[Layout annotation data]
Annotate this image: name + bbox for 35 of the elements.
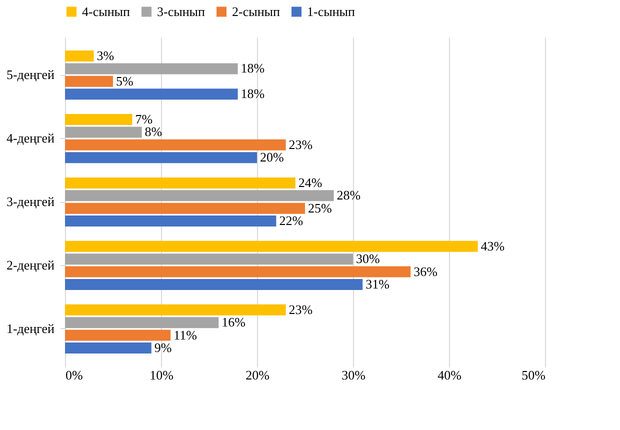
data-label: 9% bbox=[154, 340, 172, 355]
y-tick-label: 4-деңгей bbox=[6, 130, 55, 146]
data-label: 36% bbox=[414, 264, 438, 279]
x-tick-label: 50% bbox=[522, 368, 546, 382]
x-tick-label: 10% bbox=[150, 368, 174, 382]
legend-label: 1-сынып bbox=[307, 4, 356, 19]
y-tick-label: 3-деңгей bbox=[6, 194, 55, 209]
data-label: 5% bbox=[116, 73, 134, 88]
data-label: 23% bbox=[288, 136, 313, 152]
x-tick-label: 0% bbox=[66, 368, 83, 382]
data-label: 30% bbox=[356, 251, 380, 266]
data-label: 24% bbox=[298, 174, 322, 190]
y-tick-label: 2-деңгей bbox=[6, 257, 55, 272]
data-label: 43% bbox=[480, 238, 505, 254]
data-label: 3% bbox=[96, 48, 114, 64]
y-tick-label: 5-деңгей bbox=[6, 67, 55, 82]
data-label: 25% bbox=[308, 200, 332, 216]
data-label: 20% bbox=[260, 150, 284, 165]
x-tick-label: 40% bbox=[438, 368, 462, 382]
x-tick-label: 20% bbox=[246, 368, 270, 382]
data-label: 16% bbox=[222, 314, 246, 330]
data-label: 31% bbox=[366, 276, 390, 292]
data-label: 7% bbox=[135, 112, 153, 126]
y-tick-label: 1-деңгей bbox=[6, 320, 55, 336]
data-label: 18% bbox=[240, 60, 265, 76]
legend-label: 4-сынып bbox=[82, 4, 130, 19]
legend-label: 2-сынып bbox=[232, 4, 280, 19]
x-tick-label: 30% bbox=[342, 368, 366, 382]
data-label: 28% bbox=[336, 188, 361, 203]
data-label: 8% bbox=[144, 124, 162, 140]
data-label: 18% bbox=[240, 86, 265, 102]
legend-label: 3-сынып bbox=[157, 4, 206, 19]
data-label: 11% bbox=[174, 327, 198, 342]
data-label: 23% bbox=[288, 302, 313, 317]
data-label: 22% bbox=[279, 213, 304, 228]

## [Work required]
Rewrite the lines above, changing every "x-tick-label" to "x-axis-label" and keeping everything else the same. Omit the pictures from your answer.

## [Response]
Annotate this image: name + bbox for 35 of the elements.
data-label: 9% bbox=[154, 340, 172, 355]
y-tick-label: 4-деңгей bbox=[6, 130, 55, 146]
data-label: 36% bbox=[414, 264, 438, 279]
x-axis-label: 50% bbox=[522, 368, 546, 382]
x-axis-label: 10% bbox=[150, 368, 174, 382]
legend-label: 1-сынып bbox=[307, 4, 356, 19]
y-tick-label: 3-деңгей bbox=[6, 194, 55, 209]
data-label: 5% bbox=[116, 73, 134, 88]
data-label: 23% bbox=[288, 136, 313, 152]
x-axis-label: 0% bbox=[66, 368, 83, 382]
data-label: 30% bbox=[356, 251, 380, 266]
data-label: 24% bbox=[298, 174, 322, 190]
y-tick-label: 2-деңгей bbox=[6, 257, 55, 272]
data-label: 43% bbox=[480, 238, 505, 254]
data-label: 3% bbox=[96, 48, 114, 64]
y-tick-label: 5-деңгей bbox=[6, 67, 55, 82]
data-label: 25% bbox=[308, 200, 332, 216]
data-label: 20% bbox=[260, 150, 284, 165]
x-axis-label: 40% bbox=[438, 368, 462, 382]
x-axis-label: 20% bbox=[246, 368, 270, 382]
data-label: 16% bbox=[222, 314, 246, 330]
data-label: 31% bbox=[366, 276, 390, 292]
data-label: 7% bbox=[135, 112, 153, 126]
y-tick-label: 1-деңгей bbox=[6, 320, 55, 336]
data-label: 18% bbox=[240, 60, 265, 76]
legend-label: 4-сынып bbox=[82, 4, 130, 19]
legend-label: 2-сынып bbox=[232, 4, 280, 19]
x-axis-label: 30% bbox=[342, 368, 366, 382]
data-label: 28% bbox=[336, 188, 361, 203]
data-label: 8% bbox=[144, 124, 162, 140]
data-label: 18% bbox=[240, 86, 265, 102]
legend-label: 3-сынып bbox=[157, 4, 206, 19]
data-label: 11% bbox=[174, 327, 198, 342]
data-label: 23% bbox=[288, 302, 313, 317]
data-label: 22% bbox=[279, 213, 304, 228]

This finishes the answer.